### Brief
Every line that includes the word "Niger" is to be listed.

### Supplied material
____

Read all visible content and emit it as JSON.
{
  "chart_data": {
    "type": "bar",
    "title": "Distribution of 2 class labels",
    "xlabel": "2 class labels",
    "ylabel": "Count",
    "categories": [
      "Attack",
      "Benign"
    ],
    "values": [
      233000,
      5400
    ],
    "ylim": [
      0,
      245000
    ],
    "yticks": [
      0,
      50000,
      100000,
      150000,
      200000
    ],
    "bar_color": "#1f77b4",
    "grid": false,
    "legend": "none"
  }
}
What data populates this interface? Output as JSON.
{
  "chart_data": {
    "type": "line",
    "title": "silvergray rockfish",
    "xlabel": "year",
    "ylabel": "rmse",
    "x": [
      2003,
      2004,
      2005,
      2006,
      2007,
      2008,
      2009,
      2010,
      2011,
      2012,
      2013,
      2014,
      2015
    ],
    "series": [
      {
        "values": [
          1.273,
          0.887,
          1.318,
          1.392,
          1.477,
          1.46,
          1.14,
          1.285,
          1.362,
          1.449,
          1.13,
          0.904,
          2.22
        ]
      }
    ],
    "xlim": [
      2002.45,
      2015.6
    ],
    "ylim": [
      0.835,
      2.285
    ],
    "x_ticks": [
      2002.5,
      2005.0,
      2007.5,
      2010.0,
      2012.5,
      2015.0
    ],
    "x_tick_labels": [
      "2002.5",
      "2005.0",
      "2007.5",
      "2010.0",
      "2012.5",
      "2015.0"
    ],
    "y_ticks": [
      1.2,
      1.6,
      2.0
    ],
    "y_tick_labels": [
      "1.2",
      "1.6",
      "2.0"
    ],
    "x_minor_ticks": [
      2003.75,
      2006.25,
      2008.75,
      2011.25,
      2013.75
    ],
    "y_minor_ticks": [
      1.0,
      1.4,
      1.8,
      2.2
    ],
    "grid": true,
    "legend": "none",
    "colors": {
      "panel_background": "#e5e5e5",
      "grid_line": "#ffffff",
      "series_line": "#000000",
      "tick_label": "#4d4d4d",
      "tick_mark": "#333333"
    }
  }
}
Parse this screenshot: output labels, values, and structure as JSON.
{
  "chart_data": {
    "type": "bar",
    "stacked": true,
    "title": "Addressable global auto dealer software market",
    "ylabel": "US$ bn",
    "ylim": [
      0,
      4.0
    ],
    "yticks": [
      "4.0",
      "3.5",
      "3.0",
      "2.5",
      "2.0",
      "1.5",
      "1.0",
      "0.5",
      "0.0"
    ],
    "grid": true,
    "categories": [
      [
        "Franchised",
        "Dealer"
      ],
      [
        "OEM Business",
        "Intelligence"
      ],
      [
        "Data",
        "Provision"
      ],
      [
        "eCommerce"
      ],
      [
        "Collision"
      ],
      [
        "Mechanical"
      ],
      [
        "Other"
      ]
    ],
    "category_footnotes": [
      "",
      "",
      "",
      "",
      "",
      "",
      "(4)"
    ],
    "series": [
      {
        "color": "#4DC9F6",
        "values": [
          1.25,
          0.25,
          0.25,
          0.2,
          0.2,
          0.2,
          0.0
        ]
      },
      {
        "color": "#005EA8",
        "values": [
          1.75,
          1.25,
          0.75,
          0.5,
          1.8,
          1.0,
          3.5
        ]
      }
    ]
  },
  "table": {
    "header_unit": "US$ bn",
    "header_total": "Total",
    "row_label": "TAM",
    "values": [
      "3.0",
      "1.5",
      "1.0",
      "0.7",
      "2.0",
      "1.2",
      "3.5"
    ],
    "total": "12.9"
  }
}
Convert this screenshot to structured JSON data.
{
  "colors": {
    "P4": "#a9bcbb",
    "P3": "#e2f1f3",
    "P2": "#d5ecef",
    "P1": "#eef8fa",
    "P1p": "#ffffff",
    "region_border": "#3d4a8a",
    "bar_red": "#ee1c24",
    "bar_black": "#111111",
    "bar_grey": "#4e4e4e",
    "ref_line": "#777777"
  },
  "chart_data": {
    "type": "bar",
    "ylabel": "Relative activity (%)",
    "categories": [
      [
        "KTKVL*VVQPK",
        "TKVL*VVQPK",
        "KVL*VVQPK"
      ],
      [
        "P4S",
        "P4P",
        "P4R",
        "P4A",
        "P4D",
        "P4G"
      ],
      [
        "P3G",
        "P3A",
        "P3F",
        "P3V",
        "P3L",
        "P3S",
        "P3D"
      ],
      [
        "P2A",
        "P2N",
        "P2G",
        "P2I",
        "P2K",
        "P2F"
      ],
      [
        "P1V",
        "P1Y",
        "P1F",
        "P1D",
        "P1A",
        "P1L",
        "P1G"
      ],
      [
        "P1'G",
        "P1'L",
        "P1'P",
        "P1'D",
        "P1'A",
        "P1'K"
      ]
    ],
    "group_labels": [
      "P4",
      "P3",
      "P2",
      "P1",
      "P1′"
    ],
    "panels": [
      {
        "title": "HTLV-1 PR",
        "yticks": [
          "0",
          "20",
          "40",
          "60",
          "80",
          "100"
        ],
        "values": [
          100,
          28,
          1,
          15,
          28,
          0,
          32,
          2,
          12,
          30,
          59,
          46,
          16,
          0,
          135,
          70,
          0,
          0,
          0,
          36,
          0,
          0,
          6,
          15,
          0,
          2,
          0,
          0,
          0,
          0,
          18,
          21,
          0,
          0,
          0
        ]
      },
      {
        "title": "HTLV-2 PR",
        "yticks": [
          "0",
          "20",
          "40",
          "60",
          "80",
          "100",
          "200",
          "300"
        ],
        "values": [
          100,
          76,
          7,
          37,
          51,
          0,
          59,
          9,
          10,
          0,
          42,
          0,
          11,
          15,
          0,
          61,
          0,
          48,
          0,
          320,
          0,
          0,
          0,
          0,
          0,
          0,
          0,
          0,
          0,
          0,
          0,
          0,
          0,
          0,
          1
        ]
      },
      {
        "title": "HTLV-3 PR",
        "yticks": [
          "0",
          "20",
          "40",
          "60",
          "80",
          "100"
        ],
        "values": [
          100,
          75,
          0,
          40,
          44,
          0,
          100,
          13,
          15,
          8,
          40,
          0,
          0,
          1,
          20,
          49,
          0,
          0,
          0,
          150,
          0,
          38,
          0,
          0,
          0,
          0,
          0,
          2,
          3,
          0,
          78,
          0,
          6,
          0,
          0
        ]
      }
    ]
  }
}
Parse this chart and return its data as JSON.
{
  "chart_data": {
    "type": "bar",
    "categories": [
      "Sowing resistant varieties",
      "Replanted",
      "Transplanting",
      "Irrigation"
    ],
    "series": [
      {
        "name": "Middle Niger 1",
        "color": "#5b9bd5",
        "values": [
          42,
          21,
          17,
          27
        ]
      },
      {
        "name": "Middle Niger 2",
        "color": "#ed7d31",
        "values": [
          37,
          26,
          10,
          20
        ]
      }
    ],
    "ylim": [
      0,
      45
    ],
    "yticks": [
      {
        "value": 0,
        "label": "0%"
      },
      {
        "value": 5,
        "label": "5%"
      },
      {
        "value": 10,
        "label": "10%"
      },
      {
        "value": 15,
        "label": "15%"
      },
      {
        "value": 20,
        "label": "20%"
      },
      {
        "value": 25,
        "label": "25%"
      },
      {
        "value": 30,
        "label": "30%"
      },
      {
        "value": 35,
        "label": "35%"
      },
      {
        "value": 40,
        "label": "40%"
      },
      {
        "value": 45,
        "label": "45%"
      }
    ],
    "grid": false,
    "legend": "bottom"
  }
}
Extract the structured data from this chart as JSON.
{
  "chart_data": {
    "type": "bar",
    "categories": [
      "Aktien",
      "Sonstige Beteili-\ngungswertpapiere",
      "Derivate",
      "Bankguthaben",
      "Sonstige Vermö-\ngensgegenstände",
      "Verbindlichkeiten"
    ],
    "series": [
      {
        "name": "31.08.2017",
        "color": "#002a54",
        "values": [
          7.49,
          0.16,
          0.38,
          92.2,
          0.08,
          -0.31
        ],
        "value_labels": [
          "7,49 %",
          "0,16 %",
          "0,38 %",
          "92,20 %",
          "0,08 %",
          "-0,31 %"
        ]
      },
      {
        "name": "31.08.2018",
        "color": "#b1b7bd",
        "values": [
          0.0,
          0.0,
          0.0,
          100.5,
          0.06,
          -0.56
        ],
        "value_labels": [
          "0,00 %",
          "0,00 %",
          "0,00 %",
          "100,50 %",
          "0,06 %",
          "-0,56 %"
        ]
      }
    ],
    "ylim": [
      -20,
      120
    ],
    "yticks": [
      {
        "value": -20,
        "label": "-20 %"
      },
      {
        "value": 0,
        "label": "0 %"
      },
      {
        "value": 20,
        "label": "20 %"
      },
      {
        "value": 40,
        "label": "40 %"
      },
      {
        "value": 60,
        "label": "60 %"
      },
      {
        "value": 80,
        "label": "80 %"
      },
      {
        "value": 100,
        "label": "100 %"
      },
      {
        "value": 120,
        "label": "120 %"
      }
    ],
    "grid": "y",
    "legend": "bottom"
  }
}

____

### Response
        "name": "Middle Niger 1",
        "name": "Middle Niger 2",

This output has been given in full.